List all lines in the material below that contain "messaging".
......
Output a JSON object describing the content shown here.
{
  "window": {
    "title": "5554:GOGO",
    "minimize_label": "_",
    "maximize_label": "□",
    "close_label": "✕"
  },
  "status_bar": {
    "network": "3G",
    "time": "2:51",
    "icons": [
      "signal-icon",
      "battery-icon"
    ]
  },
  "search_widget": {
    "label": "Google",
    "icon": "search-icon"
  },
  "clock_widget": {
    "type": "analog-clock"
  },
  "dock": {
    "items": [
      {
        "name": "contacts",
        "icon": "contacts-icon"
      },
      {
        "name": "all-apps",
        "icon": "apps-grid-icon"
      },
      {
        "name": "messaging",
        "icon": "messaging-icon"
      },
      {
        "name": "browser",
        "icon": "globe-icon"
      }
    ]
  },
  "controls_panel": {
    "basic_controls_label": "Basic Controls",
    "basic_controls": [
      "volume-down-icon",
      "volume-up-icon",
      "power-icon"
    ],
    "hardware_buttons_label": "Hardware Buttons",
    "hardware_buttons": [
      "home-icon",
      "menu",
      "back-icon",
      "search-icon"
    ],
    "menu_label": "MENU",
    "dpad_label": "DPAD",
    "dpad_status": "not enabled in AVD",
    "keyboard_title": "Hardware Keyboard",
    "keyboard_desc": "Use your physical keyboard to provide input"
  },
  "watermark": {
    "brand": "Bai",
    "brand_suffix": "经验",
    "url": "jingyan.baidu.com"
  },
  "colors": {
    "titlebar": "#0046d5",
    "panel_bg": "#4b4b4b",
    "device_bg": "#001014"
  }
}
......
§ WRITTEN ANSWER:
        "name": "messaging",
        "icon": "messaging-icon"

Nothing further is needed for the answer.